▶ Prompt
Below are the records. Gather each line that holds "duration".

▶ Given records
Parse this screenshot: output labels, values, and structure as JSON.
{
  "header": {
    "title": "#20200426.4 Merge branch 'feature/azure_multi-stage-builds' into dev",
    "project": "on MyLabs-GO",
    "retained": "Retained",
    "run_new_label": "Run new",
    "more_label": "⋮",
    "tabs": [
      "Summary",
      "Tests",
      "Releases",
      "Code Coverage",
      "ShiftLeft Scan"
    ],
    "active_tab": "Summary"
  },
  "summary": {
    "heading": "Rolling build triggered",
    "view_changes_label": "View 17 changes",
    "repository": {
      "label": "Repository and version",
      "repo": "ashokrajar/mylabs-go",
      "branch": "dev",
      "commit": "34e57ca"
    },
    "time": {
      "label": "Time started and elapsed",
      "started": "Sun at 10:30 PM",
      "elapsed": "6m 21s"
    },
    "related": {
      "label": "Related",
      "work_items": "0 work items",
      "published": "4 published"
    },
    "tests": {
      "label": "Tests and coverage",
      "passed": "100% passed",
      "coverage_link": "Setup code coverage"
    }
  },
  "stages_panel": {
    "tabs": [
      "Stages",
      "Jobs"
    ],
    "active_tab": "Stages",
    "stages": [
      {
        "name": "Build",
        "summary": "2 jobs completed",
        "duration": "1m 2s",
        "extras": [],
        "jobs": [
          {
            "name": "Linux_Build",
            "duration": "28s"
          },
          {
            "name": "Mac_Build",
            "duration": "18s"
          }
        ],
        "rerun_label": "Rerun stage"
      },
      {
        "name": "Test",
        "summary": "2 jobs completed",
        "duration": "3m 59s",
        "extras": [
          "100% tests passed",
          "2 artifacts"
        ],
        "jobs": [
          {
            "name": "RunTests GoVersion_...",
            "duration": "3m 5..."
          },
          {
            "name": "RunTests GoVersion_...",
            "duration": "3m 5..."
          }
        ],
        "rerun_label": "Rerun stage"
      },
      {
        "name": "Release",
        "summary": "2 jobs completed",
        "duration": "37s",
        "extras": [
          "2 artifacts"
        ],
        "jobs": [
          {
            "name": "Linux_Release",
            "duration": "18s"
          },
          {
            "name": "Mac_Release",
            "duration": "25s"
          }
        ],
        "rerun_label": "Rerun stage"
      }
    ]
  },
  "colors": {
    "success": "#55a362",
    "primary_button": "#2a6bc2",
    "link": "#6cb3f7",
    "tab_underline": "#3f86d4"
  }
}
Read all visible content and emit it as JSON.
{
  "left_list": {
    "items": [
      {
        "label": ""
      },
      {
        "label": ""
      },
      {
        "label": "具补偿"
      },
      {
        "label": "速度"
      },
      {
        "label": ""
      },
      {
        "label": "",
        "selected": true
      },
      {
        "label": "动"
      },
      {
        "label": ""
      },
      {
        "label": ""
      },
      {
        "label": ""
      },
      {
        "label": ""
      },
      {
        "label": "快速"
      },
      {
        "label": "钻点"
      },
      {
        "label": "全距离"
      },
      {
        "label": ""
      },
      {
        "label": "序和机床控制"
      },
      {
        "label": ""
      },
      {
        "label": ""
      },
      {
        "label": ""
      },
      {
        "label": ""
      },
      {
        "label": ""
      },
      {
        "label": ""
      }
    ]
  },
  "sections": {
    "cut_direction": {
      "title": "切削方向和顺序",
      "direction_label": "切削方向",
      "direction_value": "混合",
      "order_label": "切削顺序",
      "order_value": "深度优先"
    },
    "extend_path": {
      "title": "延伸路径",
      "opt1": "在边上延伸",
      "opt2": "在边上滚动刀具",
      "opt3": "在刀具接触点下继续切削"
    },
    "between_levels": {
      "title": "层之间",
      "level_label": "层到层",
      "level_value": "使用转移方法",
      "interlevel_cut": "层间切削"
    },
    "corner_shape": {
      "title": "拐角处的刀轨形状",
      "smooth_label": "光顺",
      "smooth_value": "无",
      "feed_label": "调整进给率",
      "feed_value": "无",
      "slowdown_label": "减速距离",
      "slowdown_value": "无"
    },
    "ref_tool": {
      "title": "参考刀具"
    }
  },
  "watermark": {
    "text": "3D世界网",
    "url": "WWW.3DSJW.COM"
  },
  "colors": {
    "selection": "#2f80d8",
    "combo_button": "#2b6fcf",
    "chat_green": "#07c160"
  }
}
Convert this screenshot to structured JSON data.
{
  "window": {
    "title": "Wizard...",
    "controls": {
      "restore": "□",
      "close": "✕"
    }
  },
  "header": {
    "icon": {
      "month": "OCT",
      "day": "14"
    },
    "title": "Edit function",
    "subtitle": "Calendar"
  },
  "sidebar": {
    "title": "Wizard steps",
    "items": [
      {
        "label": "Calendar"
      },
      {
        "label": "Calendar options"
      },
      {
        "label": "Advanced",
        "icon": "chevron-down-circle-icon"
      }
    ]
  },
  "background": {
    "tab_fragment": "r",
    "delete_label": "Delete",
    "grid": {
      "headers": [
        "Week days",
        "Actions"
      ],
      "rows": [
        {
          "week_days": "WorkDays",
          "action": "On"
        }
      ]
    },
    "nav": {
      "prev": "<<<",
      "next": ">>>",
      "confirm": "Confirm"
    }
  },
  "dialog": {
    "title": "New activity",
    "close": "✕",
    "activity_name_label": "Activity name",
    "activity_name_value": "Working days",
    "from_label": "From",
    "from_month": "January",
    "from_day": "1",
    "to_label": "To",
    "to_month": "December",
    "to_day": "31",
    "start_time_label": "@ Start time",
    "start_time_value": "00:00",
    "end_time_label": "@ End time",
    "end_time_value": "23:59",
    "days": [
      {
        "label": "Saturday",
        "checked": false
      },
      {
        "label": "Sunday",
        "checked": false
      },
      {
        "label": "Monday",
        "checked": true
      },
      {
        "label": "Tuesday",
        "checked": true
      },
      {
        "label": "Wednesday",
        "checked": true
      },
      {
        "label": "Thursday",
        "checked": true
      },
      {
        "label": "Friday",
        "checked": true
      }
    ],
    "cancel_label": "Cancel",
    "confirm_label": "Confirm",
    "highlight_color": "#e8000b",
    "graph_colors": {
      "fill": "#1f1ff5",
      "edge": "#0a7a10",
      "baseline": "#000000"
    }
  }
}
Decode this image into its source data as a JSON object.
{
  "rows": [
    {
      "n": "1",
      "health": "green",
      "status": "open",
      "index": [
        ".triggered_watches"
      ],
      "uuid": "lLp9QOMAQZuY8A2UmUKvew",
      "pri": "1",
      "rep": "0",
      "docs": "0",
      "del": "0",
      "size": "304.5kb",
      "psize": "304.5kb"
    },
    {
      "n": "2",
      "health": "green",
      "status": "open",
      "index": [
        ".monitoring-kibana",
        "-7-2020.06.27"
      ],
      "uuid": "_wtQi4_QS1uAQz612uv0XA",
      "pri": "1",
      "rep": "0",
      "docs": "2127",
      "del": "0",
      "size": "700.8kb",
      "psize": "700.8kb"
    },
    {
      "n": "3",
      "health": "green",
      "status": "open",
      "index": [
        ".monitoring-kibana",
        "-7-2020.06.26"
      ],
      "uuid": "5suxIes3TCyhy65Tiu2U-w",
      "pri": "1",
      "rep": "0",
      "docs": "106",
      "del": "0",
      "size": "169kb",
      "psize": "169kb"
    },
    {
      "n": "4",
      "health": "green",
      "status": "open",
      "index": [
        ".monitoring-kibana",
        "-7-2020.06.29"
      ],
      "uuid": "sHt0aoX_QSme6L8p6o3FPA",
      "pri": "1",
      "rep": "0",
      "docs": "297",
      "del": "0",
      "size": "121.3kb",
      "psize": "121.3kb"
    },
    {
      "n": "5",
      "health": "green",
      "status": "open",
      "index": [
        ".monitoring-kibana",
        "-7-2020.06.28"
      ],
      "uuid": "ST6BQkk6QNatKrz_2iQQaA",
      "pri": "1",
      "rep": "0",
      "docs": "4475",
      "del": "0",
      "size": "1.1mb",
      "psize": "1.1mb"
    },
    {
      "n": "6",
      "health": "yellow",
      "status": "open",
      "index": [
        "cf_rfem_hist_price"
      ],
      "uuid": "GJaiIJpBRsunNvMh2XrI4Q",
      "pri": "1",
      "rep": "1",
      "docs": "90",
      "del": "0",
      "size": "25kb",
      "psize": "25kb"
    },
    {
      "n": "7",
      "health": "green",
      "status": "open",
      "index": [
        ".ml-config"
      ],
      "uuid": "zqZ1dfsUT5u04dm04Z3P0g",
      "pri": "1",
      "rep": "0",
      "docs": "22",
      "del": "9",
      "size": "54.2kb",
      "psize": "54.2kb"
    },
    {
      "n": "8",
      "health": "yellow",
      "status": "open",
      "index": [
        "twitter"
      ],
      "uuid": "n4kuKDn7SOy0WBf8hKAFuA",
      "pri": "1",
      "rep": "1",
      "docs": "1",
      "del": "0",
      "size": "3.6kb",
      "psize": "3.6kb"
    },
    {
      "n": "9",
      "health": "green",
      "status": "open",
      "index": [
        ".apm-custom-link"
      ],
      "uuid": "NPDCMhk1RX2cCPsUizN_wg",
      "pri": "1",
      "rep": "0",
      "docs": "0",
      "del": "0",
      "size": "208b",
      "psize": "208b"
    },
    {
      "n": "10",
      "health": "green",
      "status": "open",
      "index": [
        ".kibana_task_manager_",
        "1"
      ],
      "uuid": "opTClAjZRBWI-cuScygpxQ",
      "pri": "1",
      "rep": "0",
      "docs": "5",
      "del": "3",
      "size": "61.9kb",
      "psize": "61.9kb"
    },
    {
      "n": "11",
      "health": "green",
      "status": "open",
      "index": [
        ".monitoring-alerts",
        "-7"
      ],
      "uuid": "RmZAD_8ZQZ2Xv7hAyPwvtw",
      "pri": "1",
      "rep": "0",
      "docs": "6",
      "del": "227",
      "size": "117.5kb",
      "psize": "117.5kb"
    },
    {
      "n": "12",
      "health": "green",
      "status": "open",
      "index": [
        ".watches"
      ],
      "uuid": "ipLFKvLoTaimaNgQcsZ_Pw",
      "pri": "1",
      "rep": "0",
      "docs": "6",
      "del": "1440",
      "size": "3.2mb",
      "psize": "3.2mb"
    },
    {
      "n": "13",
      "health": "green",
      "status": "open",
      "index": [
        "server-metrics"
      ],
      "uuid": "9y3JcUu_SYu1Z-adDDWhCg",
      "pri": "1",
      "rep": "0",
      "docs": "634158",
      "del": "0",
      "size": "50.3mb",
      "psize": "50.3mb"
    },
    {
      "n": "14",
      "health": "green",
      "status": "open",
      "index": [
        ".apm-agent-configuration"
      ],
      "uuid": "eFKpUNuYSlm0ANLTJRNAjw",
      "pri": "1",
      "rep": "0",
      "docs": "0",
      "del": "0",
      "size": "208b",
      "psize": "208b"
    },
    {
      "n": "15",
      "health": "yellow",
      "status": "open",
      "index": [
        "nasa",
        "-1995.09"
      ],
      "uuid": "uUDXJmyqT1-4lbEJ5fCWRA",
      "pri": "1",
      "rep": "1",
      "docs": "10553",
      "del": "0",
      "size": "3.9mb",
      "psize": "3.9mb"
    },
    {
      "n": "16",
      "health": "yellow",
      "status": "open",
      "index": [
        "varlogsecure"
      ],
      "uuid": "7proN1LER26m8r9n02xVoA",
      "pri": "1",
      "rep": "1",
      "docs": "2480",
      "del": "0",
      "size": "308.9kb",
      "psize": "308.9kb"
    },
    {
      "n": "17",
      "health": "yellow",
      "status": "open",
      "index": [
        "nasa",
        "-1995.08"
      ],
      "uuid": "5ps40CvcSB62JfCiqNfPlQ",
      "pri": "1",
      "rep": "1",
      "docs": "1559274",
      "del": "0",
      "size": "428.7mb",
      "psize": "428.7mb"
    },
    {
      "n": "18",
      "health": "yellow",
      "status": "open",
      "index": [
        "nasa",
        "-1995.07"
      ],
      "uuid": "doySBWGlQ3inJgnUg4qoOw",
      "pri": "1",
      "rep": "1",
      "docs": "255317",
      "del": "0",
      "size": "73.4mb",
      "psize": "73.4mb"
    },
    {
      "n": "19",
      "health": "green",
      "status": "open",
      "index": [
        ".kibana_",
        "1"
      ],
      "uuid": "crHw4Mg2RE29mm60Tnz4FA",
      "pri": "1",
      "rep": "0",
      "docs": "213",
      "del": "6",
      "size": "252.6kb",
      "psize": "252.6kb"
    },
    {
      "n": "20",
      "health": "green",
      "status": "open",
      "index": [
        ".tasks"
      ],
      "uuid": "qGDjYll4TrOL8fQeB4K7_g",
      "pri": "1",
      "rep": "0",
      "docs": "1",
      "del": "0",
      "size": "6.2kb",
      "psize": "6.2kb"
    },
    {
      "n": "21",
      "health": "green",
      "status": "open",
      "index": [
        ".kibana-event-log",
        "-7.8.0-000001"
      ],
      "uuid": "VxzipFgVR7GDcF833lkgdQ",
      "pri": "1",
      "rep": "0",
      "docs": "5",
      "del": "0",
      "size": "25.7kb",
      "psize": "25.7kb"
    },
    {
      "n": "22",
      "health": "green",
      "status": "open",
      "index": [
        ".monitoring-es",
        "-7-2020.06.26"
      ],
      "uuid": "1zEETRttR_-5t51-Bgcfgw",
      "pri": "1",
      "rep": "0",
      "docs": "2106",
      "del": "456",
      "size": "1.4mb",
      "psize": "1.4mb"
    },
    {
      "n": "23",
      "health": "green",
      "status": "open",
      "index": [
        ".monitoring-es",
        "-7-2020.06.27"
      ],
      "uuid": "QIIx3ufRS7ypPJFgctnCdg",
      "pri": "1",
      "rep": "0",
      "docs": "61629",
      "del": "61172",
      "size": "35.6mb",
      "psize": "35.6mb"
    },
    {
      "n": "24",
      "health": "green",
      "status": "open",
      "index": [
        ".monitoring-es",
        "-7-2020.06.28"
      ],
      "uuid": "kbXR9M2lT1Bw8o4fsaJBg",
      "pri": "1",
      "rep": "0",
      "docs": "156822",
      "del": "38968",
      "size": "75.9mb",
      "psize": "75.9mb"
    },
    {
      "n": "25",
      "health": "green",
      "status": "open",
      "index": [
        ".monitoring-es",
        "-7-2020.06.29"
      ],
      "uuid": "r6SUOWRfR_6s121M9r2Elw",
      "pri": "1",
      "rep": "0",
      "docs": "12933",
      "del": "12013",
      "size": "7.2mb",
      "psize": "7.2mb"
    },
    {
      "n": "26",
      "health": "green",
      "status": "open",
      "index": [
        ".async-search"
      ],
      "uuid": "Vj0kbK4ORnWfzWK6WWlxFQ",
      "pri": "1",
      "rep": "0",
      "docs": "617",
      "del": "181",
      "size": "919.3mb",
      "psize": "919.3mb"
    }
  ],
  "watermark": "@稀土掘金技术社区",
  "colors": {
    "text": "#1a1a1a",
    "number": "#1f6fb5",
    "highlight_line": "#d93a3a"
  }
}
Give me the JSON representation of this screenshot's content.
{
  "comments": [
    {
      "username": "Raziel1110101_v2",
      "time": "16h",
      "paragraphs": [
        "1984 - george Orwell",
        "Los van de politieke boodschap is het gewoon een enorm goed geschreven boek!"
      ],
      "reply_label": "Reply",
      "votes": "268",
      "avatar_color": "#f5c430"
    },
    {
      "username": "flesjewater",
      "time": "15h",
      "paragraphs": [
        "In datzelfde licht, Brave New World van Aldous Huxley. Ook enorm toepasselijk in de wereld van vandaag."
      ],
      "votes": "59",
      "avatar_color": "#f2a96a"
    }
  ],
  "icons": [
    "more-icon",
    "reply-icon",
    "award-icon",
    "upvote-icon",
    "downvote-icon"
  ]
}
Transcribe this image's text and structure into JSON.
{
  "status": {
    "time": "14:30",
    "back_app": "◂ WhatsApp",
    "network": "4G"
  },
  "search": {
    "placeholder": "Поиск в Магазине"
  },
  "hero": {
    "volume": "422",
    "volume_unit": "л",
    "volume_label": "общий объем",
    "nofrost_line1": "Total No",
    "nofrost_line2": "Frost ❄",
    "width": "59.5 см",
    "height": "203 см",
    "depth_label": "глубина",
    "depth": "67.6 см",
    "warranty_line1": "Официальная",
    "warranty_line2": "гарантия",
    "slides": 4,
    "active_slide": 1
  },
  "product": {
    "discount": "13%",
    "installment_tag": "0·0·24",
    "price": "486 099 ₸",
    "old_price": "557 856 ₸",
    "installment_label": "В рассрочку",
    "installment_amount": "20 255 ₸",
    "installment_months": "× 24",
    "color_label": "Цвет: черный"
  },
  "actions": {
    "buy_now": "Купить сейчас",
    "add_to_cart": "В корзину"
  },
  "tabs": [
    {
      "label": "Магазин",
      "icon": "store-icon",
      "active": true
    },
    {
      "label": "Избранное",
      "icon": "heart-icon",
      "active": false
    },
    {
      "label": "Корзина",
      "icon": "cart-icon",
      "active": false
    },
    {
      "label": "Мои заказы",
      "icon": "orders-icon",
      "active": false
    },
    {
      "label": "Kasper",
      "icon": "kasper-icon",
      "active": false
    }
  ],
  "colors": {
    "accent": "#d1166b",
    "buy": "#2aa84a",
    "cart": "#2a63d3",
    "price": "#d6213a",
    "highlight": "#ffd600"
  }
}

▶ Task solution
        "duration": "1m 2s",
            "duration": "28s"
            "duration": "18s"
        "duration": "3m 59s",
            "duration": "3m 5..."
            "duration": "3m 5..."
        "duration": "37s",
            "duration": "18s"
            "duration": "25s"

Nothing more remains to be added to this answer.